● What the task asks:
Extract, from the records beneath this instruction, each line that contains the word "JSON".

+++ The input +++

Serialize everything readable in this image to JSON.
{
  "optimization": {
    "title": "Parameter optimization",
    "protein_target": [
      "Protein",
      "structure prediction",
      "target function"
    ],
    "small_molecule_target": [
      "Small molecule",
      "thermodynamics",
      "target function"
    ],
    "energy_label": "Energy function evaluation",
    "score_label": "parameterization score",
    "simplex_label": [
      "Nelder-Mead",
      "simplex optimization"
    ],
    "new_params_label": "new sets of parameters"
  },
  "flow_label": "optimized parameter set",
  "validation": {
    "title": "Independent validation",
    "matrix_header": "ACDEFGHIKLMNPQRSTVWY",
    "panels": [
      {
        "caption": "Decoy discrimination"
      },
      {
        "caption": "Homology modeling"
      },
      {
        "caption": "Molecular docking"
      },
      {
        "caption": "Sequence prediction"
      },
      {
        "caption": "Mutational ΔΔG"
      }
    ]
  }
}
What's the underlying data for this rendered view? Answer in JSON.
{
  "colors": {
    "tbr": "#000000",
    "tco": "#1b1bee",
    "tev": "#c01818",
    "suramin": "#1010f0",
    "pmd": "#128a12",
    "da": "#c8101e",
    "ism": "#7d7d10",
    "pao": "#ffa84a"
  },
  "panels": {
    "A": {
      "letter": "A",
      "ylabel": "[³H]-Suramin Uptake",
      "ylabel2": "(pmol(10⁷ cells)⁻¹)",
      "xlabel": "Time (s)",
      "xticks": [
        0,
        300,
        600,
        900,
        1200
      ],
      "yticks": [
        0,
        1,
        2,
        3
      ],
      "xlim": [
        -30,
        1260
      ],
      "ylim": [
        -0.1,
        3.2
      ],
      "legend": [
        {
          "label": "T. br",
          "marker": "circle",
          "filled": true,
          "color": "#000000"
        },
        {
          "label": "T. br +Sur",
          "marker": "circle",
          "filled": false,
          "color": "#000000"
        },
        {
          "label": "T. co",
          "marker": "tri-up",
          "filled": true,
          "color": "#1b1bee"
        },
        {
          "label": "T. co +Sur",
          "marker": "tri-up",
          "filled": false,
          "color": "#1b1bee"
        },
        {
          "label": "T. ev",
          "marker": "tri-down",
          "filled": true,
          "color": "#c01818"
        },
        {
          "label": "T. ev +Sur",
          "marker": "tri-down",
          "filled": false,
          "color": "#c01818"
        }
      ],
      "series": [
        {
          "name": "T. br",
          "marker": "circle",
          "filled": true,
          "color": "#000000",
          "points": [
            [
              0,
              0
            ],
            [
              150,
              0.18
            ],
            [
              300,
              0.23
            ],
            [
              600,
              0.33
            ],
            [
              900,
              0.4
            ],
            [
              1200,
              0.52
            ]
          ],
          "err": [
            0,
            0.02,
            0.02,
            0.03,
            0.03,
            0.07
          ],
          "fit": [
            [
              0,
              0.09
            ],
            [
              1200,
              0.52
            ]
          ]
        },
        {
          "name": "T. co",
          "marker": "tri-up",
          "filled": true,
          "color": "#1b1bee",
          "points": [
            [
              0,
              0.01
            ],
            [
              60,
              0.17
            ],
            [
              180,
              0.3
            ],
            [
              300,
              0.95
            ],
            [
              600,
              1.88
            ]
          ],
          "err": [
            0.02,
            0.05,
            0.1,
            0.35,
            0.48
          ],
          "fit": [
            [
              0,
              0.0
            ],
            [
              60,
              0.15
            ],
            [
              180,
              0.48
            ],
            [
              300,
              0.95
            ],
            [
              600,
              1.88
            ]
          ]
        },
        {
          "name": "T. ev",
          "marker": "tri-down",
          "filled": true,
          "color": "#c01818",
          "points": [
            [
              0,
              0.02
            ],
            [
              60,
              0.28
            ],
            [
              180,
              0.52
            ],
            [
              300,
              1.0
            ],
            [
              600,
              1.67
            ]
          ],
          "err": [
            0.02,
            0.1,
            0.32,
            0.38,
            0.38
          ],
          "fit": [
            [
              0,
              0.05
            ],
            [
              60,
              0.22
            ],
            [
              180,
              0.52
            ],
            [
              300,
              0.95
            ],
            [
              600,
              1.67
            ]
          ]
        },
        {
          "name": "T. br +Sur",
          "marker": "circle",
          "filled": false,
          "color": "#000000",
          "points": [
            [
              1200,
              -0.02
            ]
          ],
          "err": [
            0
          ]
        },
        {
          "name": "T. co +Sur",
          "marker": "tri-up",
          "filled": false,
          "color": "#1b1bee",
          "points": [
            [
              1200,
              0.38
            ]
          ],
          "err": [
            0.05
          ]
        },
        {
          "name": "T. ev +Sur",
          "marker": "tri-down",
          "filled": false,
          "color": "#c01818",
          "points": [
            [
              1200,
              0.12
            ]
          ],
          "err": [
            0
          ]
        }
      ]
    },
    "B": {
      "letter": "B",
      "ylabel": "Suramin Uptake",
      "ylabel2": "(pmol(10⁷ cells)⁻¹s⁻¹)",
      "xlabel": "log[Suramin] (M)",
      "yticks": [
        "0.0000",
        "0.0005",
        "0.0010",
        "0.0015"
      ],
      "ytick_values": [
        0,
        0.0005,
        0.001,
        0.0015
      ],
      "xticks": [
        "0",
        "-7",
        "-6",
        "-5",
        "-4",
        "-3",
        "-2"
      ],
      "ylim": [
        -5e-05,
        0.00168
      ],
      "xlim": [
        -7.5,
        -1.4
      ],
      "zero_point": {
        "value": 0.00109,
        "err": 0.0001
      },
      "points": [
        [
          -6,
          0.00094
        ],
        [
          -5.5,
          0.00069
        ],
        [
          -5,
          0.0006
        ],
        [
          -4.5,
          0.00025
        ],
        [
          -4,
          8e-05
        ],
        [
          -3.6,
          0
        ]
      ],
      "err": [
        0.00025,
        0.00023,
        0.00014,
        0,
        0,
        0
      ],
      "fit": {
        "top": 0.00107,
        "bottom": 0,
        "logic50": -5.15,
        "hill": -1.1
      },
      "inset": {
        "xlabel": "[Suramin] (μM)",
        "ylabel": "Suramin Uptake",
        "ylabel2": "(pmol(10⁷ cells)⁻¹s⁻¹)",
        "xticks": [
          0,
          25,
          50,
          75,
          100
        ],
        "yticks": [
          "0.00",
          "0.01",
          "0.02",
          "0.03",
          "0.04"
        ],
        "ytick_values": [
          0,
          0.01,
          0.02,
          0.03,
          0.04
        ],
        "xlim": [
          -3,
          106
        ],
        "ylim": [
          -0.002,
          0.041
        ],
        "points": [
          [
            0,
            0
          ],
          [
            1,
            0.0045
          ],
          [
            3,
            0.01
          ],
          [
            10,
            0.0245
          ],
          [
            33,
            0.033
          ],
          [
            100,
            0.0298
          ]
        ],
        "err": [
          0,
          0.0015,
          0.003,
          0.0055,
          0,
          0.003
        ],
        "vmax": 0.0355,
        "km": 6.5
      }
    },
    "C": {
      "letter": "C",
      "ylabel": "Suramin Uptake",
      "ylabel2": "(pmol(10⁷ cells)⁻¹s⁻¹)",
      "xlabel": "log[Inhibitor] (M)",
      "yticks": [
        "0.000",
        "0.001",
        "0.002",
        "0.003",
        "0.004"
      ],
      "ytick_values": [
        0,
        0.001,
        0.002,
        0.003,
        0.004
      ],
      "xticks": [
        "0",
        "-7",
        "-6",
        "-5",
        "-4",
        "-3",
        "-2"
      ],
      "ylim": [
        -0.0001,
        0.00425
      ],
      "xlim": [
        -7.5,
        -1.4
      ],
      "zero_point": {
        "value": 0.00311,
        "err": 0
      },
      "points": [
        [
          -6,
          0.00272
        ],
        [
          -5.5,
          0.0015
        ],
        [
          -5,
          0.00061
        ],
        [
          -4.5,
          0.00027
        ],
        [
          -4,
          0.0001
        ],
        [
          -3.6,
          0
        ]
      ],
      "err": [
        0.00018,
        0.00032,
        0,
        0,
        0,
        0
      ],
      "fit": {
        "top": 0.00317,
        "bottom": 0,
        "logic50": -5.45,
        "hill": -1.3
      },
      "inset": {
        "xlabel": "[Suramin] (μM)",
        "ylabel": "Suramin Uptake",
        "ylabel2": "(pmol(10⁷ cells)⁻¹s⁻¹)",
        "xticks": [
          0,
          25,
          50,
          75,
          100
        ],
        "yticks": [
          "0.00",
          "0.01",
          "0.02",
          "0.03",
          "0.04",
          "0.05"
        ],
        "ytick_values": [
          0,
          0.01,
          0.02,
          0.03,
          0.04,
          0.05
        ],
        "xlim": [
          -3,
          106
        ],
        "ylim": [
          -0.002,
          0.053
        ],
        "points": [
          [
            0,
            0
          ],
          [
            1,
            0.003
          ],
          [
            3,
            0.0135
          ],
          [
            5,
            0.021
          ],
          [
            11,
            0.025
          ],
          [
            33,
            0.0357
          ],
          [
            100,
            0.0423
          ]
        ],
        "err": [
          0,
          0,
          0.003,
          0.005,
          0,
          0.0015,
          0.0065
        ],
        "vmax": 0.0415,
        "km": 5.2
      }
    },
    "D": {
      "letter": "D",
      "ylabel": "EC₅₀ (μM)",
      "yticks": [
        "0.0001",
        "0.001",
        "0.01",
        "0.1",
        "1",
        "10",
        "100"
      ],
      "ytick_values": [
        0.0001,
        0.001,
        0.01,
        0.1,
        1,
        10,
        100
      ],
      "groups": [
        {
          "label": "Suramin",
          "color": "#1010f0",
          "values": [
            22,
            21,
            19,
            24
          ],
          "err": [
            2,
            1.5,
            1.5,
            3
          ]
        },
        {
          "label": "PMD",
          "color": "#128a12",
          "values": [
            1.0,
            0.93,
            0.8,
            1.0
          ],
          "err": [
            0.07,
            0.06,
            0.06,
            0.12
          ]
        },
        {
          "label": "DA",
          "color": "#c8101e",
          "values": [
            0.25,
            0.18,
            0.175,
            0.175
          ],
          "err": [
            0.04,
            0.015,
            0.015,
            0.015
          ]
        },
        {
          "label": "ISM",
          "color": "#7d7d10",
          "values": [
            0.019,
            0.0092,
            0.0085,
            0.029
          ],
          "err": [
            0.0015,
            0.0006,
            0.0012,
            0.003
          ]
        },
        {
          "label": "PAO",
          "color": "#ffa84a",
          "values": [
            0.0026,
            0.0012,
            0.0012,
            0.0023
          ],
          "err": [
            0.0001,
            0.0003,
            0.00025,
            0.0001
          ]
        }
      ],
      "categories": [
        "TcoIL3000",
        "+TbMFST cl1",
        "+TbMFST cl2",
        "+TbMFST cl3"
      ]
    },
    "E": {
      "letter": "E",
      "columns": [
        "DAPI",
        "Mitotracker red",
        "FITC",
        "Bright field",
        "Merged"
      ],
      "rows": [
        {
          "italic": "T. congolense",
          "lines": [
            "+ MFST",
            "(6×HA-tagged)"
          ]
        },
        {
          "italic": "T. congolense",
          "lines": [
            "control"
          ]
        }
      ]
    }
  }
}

+++

● Expected answer:
Serialize everything readable in this image to JSON.
What's the underlying data for this rendered view? Answer in JSON.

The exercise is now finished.